Records to process ▸
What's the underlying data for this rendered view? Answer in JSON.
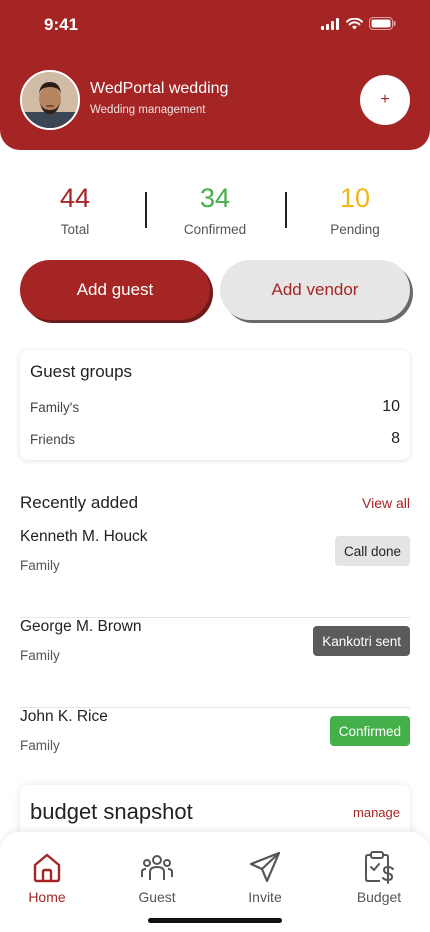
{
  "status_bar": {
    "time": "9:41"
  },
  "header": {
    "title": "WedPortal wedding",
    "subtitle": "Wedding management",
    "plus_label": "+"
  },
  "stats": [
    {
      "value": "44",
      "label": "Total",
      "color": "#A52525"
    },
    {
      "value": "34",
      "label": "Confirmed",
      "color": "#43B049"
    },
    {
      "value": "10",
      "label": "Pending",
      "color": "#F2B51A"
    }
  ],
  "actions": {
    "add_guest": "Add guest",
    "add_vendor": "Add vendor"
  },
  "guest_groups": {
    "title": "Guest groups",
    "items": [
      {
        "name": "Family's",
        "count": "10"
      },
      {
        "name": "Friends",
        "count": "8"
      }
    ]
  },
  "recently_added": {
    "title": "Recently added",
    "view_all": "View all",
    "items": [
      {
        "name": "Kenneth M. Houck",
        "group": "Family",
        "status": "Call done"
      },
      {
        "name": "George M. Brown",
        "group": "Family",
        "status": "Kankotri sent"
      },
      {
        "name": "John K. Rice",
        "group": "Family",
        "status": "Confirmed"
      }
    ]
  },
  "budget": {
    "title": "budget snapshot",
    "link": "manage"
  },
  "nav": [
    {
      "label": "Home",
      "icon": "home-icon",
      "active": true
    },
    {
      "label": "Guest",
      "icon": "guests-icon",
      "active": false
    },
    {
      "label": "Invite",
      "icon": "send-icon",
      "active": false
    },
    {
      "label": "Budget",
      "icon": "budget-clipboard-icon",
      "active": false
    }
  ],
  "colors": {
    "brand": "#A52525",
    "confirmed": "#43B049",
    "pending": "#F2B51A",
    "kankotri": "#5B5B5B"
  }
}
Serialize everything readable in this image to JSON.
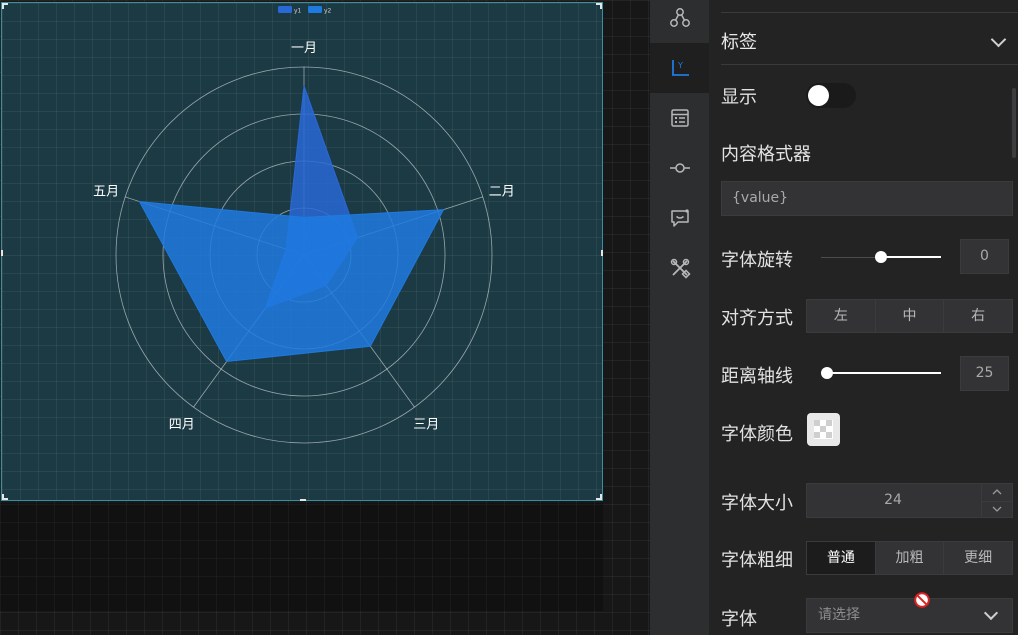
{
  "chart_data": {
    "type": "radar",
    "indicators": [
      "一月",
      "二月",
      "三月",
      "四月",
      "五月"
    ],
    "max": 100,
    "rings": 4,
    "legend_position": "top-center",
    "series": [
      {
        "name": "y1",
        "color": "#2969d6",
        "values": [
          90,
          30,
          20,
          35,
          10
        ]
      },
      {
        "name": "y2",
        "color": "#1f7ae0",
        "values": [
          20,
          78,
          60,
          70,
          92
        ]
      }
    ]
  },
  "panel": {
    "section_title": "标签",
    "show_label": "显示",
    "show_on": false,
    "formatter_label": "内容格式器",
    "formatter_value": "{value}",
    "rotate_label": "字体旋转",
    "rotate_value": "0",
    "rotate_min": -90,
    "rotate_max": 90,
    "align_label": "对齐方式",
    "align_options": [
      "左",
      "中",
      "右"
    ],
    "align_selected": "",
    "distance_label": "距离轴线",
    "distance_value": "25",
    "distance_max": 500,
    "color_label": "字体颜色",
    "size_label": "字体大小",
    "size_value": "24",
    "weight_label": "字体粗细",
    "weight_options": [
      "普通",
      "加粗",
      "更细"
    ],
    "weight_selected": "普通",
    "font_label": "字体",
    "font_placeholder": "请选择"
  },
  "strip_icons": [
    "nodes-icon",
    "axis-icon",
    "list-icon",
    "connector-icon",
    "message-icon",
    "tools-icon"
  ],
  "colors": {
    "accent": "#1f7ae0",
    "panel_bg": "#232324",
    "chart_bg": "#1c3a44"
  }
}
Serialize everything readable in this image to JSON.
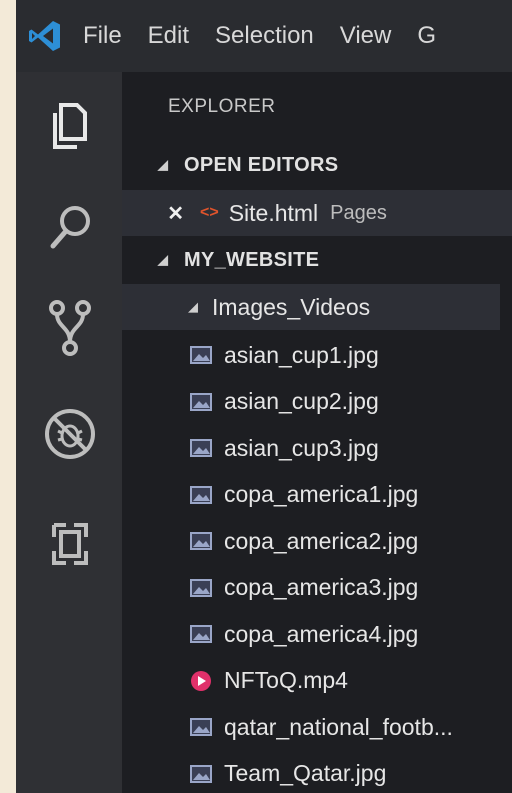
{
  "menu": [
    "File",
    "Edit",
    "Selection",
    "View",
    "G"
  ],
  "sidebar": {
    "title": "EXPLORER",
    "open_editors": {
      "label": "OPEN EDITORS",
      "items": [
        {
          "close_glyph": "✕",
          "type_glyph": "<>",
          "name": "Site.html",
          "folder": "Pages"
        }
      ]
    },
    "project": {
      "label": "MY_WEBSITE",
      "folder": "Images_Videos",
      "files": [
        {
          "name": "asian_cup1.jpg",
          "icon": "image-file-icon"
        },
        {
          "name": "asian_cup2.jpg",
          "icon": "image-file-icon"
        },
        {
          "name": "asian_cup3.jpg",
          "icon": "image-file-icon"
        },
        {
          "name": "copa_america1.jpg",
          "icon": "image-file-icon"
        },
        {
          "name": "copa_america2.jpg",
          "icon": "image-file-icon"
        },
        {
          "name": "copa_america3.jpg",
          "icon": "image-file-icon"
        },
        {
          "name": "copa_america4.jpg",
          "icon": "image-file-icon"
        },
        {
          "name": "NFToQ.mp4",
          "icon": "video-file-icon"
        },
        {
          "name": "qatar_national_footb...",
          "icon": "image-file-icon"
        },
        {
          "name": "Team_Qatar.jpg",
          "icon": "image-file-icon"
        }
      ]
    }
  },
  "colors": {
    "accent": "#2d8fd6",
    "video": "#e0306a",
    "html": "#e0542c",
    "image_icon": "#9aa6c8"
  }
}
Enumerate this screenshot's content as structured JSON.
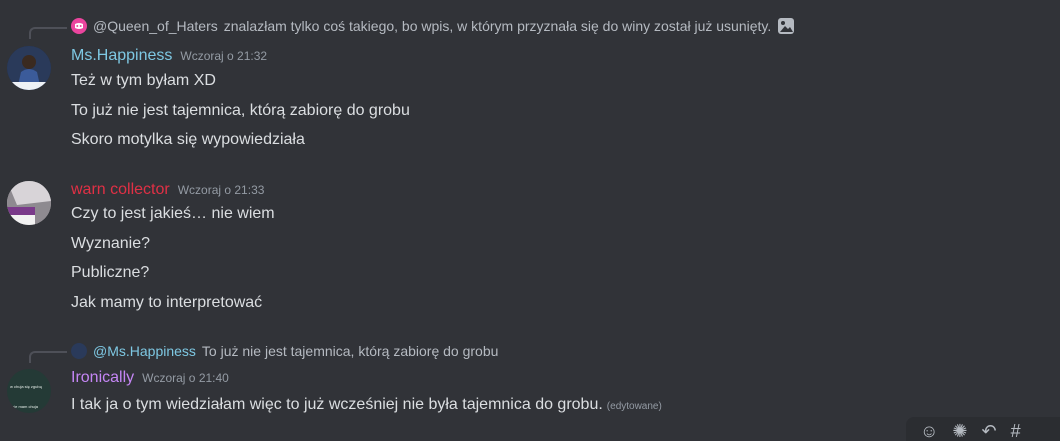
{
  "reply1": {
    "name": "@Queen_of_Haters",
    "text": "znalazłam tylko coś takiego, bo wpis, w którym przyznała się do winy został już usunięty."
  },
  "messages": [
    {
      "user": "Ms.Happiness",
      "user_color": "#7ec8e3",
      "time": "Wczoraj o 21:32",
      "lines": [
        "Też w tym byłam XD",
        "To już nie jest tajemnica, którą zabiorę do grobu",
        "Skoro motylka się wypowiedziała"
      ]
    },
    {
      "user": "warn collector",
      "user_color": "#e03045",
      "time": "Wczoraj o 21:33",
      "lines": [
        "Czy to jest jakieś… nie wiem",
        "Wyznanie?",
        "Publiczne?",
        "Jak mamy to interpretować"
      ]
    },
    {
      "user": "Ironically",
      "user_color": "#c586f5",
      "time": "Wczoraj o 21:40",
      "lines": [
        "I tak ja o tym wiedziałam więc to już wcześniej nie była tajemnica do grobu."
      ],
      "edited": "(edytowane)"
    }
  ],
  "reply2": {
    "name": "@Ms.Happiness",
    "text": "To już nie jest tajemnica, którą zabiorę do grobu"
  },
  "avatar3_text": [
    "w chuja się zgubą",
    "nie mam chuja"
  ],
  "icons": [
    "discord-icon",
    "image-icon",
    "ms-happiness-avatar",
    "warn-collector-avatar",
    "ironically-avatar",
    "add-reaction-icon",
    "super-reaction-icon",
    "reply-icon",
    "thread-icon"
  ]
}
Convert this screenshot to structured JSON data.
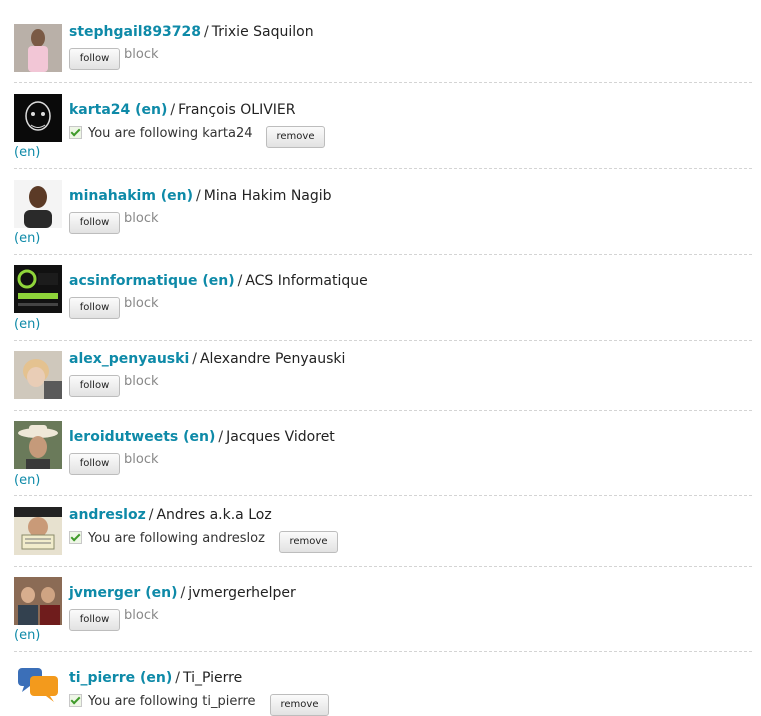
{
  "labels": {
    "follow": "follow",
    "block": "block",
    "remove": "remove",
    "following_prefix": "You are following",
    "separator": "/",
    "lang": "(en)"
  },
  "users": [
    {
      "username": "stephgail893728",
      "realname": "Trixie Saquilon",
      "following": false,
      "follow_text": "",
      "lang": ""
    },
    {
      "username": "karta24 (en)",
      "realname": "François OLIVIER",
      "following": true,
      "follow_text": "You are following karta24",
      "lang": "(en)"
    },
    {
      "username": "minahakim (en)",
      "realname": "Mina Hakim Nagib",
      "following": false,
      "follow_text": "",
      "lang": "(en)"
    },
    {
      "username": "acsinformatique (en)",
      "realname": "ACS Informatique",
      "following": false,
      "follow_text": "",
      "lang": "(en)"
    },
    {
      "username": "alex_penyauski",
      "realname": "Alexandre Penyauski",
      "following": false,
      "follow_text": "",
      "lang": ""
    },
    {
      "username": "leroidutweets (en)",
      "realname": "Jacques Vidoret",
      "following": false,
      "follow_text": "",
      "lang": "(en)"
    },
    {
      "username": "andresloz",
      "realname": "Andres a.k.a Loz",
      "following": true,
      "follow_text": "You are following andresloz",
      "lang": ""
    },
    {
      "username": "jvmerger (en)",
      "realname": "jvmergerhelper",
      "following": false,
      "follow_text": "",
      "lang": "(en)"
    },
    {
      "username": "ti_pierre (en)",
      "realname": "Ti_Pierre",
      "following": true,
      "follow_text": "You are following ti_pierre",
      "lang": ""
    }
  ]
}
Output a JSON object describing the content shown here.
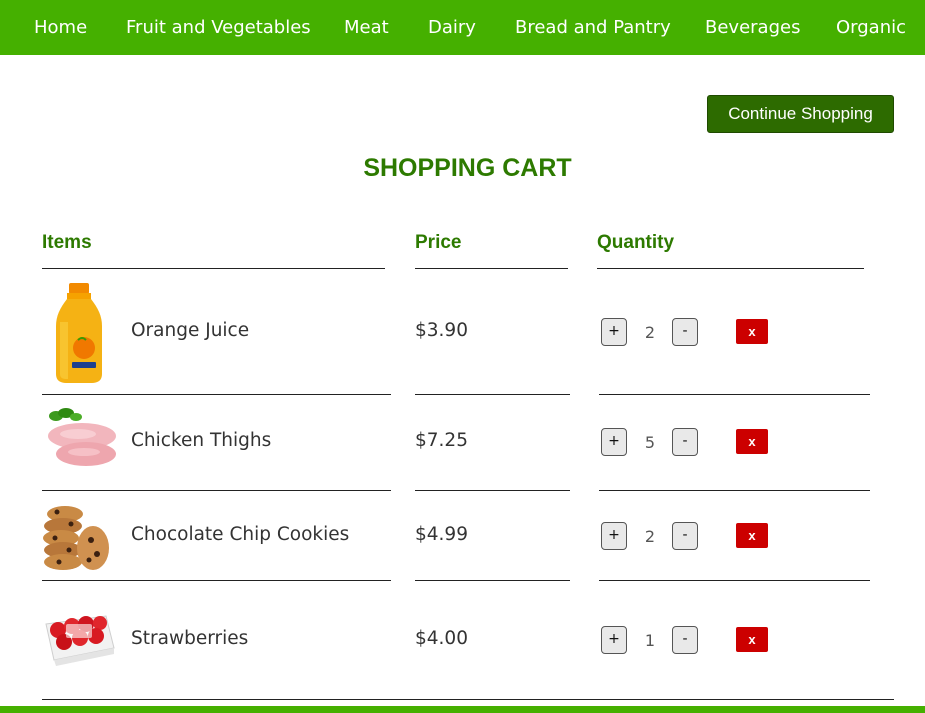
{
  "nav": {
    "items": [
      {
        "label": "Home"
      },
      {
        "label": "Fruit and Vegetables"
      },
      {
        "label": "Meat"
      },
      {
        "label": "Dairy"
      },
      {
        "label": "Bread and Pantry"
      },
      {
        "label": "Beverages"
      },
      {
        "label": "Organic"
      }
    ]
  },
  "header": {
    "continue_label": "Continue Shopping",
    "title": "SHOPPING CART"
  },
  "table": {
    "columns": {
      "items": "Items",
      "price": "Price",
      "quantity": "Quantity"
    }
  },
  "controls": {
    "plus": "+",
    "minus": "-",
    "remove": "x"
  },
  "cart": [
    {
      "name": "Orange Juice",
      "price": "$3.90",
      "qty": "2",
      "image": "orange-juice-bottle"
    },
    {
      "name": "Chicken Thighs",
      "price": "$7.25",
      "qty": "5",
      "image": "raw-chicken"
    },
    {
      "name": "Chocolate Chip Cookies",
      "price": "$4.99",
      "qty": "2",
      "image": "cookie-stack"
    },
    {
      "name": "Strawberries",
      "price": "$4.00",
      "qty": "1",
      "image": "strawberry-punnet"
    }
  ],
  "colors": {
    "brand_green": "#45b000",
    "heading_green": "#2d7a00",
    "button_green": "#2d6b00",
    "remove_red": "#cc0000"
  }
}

What the exercise asks ▸ Whichever lines contain the string "jest", select and copy them.

Written solution ▸
        "To już nie jest tajemnica, którą zabiorę do grobu",
        "Czy to jest jakieś… nie wiem",
    "text": "To już nie jest tajemnica, którą zabiorę do grobu"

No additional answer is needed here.